STATED TASK » Copy all lines below containing "type".

↓↓↓

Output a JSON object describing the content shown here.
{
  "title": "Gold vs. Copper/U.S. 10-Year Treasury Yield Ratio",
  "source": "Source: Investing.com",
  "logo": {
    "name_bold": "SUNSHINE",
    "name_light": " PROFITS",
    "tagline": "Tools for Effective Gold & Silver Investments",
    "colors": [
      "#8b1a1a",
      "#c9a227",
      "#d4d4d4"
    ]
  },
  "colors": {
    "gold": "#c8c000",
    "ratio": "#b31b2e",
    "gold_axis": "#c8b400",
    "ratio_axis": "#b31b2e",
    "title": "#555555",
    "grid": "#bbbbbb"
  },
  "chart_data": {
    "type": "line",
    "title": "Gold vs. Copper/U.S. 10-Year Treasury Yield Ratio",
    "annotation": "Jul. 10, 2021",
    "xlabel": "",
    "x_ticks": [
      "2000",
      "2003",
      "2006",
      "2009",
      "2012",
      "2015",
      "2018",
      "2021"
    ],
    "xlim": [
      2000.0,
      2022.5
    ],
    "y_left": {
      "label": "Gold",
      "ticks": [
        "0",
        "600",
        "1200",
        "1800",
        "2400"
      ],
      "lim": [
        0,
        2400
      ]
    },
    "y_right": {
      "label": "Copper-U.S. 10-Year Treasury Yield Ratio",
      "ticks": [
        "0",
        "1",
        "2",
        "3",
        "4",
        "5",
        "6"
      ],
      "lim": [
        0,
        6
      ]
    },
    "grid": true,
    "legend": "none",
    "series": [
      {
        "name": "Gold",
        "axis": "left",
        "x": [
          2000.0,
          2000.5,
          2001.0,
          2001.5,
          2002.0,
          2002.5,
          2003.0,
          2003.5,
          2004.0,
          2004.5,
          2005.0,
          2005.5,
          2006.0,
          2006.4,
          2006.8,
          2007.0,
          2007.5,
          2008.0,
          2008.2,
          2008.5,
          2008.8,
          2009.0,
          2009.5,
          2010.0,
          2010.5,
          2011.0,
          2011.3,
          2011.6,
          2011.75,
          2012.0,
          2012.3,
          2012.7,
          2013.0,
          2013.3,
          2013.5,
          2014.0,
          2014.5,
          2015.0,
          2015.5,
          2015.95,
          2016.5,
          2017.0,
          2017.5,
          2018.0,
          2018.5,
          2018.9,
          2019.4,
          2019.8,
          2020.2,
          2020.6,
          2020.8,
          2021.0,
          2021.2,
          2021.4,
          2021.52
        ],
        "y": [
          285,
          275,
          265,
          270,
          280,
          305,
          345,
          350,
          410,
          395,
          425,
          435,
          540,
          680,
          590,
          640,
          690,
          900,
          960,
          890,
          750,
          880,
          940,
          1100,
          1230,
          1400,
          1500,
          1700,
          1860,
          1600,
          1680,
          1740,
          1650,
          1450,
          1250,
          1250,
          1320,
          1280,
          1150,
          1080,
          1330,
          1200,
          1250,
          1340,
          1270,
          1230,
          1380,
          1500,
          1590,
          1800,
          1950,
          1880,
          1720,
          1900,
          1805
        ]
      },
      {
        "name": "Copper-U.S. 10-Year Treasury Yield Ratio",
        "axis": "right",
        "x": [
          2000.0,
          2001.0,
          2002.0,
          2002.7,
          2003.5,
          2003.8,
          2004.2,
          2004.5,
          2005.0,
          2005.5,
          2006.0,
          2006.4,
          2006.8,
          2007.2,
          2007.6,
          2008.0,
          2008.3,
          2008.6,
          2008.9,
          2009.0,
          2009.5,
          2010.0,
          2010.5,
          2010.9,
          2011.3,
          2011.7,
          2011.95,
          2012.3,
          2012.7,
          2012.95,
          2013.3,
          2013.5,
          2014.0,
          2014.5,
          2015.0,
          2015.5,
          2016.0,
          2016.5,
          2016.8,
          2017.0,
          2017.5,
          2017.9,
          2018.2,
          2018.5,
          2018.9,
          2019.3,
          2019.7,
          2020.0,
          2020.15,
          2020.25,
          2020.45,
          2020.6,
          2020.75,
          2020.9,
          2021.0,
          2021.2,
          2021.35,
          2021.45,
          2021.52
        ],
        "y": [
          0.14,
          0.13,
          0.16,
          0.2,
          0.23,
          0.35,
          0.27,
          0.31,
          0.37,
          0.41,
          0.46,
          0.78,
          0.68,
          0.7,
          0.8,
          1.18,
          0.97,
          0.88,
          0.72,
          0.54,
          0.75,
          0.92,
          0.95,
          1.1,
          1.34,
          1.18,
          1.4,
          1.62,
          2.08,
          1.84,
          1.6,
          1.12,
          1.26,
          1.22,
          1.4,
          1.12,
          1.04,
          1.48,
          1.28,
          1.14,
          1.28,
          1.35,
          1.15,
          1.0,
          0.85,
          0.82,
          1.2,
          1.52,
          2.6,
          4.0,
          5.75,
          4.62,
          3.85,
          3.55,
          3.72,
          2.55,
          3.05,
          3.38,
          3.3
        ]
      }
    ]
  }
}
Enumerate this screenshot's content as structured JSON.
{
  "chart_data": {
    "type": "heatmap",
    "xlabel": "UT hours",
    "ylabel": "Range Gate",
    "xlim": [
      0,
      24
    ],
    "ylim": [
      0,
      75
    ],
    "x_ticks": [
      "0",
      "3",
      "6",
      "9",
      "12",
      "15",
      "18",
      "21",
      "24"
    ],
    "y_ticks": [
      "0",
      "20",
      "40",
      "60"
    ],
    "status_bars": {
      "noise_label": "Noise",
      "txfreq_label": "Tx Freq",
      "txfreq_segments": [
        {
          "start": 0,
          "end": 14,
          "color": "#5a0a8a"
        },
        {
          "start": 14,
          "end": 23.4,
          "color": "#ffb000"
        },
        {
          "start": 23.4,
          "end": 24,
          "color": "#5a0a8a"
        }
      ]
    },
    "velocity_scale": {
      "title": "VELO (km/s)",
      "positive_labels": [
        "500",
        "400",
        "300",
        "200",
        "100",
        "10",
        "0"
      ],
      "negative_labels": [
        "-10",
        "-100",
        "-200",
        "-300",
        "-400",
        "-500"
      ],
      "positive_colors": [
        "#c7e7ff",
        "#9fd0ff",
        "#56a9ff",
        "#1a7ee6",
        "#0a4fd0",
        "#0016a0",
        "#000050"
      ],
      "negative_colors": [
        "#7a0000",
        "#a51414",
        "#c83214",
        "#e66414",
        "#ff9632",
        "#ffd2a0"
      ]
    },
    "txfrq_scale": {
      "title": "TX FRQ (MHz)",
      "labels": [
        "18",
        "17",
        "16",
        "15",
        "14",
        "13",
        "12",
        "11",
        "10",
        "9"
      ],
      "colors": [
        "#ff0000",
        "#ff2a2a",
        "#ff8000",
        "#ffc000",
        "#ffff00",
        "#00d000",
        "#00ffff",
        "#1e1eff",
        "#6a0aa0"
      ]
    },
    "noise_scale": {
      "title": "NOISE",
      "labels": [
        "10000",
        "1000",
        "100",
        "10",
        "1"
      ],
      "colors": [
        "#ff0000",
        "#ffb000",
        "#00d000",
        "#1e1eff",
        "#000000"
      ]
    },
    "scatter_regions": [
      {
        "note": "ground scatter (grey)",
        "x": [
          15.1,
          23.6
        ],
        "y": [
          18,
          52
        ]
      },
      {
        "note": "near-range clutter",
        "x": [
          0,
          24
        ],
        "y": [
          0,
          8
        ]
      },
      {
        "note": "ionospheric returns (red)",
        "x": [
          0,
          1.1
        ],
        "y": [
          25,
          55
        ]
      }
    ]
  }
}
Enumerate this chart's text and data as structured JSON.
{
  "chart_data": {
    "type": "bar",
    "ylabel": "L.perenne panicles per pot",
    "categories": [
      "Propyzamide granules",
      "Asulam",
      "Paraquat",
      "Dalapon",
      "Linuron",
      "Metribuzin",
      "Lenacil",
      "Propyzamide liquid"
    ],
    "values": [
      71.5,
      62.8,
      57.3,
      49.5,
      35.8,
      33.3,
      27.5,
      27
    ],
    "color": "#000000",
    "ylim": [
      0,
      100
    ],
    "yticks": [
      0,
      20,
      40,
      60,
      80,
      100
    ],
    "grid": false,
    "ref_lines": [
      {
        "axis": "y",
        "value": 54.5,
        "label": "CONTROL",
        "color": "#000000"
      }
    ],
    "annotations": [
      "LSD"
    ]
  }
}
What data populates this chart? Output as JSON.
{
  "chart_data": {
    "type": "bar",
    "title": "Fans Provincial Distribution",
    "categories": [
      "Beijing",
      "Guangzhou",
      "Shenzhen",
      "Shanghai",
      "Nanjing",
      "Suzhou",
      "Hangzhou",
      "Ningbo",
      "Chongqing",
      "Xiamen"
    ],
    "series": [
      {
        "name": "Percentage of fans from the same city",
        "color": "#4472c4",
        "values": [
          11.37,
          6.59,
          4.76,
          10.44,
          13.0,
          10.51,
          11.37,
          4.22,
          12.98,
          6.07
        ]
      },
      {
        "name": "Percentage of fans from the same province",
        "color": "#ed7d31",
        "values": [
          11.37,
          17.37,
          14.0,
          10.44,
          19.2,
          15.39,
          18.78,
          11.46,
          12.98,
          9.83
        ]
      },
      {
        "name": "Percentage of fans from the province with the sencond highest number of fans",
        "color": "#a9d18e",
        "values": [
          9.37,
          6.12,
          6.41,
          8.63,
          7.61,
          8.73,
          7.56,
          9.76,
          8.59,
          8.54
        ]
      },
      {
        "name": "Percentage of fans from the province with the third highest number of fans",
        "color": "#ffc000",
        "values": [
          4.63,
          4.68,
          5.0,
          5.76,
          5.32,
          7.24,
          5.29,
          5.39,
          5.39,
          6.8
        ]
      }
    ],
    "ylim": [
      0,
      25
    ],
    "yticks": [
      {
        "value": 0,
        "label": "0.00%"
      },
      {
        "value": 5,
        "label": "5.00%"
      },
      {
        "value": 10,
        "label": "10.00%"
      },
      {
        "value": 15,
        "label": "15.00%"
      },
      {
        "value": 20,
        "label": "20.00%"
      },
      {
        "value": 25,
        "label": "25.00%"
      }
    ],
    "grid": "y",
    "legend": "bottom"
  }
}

↑↑↑

TASK RESPONSE »
    "type": "line",
    "type": "heatmap",
    "type": "bar",
    "type": "bar",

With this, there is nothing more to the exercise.